◆ **Text segment**
┏━━
Wednesday, December 10, 2008

The Evolution of Angst

As a young Christian leader I've felt that I've been around many of my beloved peers who have an unbelievable amount of angst towards the Church. I have to admit there are many reasons why one would find themselves a little frustrated about certain realities of the condition of the Church. But what has become increasingly worrisome for myself is that those who live with such angst usually resort to one of two options to resolve it: leave the church (the institution) or go plant a church. It's almost like when you went to a friend's house and you brought the cool toy and whenever you weren't able to play with it as much as you wanted--you'd rip the toy out of your friend's hands and you'd take your toy and go home. It's almost as if the angst has taken many of my dear friends to a place of "I'm taking my toy and going home" and I may never come back. Or they resort to planting a church. Out of the many conversations I've had with friends who want to plant a church--there is only one individual who actually desired to plant a church due to the leading of God to do so. All of the others flowed out of their frustration with their local church and their great desire to find a good reason to leave. Scary you ask--very much so.
So what's up with the angst? When is it healthy? When is it lethal? Where is the line when it gets very close to resulting in bitterness?
Let's talk about the evolution of angst amonst young leaders.
Jeff

10 comments:

Anonymous said...

I suppose it is ok to have some angst over the state of the church. There are certainly a lot of challenges we must face. I agree with you that angst should not overwhelm us to the point of despair. When we abandon the Church or divide it, we have lost the mission and the vision. That is not to say that there are not reasons to leave an individual church but most of the young men (most of the anxious ones are men) whom I know that are upset are not upset because of apostasy or heresy or immorality, but because of style or strategy.

There must be a difference between working for change and growth in the church and tearing down the church. Jeff, I know you love to use Moses as a model of leadership. Just look at the people he led. They were horrible! Idolators, grumblers, unfaithful, immoral. Yet he served them by leading them. We have plenty of people in our churches who just don't "get it" ("it" might be missionality, postmodernity, shared leadership...sobriety even). Our mission is to serve by leading. No giving up...no turning back...no breaking into factions.
┗━━
◆ **Requirement a**
Copy the listing from its first line through the line that has "file-label: February [872,386,958,409]", swapping "January" for "June" and changing nothing else.

◆ **Data provided**
┏━━
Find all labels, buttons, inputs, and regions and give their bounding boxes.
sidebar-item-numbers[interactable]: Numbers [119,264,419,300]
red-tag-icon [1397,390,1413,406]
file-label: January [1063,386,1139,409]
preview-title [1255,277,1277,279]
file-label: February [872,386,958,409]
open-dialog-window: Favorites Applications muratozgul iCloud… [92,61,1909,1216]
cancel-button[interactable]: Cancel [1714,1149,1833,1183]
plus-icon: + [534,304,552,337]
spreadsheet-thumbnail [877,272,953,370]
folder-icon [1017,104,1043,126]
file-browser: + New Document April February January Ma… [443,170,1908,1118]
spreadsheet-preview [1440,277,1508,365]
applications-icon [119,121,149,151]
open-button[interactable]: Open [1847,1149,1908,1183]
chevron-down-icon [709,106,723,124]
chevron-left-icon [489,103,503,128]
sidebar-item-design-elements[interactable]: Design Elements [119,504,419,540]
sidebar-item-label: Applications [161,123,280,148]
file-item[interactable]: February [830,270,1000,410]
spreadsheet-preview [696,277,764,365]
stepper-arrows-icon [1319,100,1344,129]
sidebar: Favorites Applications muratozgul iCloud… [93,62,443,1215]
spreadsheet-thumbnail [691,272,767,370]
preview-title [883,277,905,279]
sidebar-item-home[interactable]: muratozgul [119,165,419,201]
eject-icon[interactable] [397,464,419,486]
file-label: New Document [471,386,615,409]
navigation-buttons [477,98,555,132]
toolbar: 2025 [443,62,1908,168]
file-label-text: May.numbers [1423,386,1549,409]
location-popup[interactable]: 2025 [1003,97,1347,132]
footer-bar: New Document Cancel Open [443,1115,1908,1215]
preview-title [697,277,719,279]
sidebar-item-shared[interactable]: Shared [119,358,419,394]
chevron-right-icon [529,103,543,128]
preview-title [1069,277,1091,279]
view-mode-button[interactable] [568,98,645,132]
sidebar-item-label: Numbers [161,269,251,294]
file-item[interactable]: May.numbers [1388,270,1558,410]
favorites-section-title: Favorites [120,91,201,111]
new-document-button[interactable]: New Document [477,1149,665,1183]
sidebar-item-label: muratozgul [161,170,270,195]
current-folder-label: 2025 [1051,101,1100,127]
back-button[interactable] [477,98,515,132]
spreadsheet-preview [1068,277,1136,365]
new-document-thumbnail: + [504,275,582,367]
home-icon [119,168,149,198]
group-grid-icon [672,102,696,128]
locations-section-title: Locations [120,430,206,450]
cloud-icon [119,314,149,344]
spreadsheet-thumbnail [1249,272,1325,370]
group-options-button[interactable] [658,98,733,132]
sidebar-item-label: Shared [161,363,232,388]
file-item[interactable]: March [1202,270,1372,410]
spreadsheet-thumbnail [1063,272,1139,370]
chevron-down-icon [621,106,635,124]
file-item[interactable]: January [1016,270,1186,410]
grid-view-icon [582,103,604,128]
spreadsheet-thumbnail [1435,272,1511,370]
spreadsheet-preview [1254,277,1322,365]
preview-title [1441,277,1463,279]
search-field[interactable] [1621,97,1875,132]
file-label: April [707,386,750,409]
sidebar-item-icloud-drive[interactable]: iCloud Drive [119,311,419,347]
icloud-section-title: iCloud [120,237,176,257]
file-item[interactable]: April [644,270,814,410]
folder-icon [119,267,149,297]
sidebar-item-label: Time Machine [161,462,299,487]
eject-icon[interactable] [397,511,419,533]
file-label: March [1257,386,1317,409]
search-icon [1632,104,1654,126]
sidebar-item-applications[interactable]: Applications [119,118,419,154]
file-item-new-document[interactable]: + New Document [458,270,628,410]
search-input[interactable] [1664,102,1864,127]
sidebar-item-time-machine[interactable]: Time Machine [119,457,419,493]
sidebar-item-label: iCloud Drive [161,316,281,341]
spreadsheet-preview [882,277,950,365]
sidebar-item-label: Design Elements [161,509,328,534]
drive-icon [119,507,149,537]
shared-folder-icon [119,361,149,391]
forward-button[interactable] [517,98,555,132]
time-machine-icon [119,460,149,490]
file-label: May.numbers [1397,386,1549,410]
┗━━
◆ **Requirement b**
Reproduce the entire post on the evolution of angst word for word, from its date line through the end of the comment.

◆ **Correct answer a**
Find all labels, buttons, inputs, and regions and give their bounding boxes.
sidebar-item-numbers[interactable]: Numbers [119,264,419,300]
red-tag-icon [1397,390,1413,406]
file-label: June [1063,386,1139,409]
preview-title [1255,277,1277,279]
file-label: February [872,386,958,409]

◆ **Correct answer b**
Wednesday, December 10, 2008

The Evolution of Angst

As a young Christian leader I've felt that I've been around many of my beloved peers who have an unbelievable amount of angst towards the Church. I have to admit there are many reasons why one would find themselves a little frustrated about certain realities of the condition of the Church. But what has become increasingly worrisome for myself is that those who live with such angst usually resort to one of two options to resolve it: leave the church (the institution) or go plant a church. It's almost like when you went to a friend's house and you brought the cool toy and whenever you weren't able to play with it as much as you wanted--you'd rip the toy out of your friend's hands and you'd take your toy and go home. It's almost as if the angst has taken many of my dear friends to a place of "I'm taking my toy and going home" and I may never come back. Or they resort to planting a church. Out of the many conversations I've had with friends who want to plant a church--there is only one individual who actually desired to plant a church due to the leading of God to do so. All of the others flowed out of their frustration with their local church and their great desire to find a good reason to leave. Scary you ask--very much so.
So what's up with the angst? When is it healthy? When is it lethal? Where is the line when it gets very close to resulting in bitterness?
Let's talk about the evolution of angst amonst young leaders.
Jeff

10 comments:

Anonymous said...

I suppose it is ok to have some angst over the state of the church. There are certainly a lot of challenges we must face. I agree with you that angst should not overwhelm us to the point of despair. When we abandon the Church or divide it, we have lost the mission and the vision. That is not to say that there are not reasons to leave an individual church but most of the young men (most of the anxious ones are men) whom I know that are upset are not upset because of apostasy or heresy or immorality, but because of style or strategy.

There must be a difference between working for change and growth in the church and tearing down the church. Jeff, I know you love to use Moses as a model of leadership. Just look at the people he led. They were horrible! Idolators, grumblers, unfaithful, immoral. Yet he served them by leading them. We have plenty of people in our churches who just don't "get it" ("it" might be missionality, postmodernity, shared leadership...sobriety even). Our mission is to serve by leading. No giving up...no turning back...no breaking into factions.